───── Provided records ─────
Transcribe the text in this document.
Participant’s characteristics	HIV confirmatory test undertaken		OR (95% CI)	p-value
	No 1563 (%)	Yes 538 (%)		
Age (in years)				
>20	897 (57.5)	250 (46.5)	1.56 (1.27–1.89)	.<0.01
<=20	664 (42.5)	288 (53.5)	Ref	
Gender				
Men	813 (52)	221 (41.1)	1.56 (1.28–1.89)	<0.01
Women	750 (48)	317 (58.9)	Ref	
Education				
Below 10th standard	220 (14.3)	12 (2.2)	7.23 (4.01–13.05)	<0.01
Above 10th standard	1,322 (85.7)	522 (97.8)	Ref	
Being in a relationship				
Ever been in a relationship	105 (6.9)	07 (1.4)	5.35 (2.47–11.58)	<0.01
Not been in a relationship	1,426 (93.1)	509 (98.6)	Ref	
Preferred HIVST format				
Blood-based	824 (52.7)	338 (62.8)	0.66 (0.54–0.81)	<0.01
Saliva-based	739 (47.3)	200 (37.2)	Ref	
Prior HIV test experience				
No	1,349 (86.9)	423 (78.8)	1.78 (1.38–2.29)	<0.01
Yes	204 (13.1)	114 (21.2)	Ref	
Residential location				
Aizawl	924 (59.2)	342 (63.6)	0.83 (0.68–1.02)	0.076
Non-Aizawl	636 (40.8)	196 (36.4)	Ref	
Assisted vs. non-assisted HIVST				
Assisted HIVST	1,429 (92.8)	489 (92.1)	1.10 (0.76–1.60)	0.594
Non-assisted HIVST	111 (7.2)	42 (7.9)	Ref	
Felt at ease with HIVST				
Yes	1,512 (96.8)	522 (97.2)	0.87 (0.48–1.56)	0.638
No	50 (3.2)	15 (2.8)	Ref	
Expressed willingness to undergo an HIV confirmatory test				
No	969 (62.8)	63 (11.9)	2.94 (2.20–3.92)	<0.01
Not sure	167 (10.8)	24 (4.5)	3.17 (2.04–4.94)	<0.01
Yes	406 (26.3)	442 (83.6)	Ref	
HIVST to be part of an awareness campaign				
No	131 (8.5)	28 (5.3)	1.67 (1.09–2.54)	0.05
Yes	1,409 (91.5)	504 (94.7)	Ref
─────
**Problem to solve:**
Extract all lines from the material above that include the word "test".

**Full answer:**
Participant’s characteristics	HIV confirmatory test undertaken		OR (95% CI)	p-value
Prior HIV test experience				
Expressed willingness to undergo an HIV confirmatory test				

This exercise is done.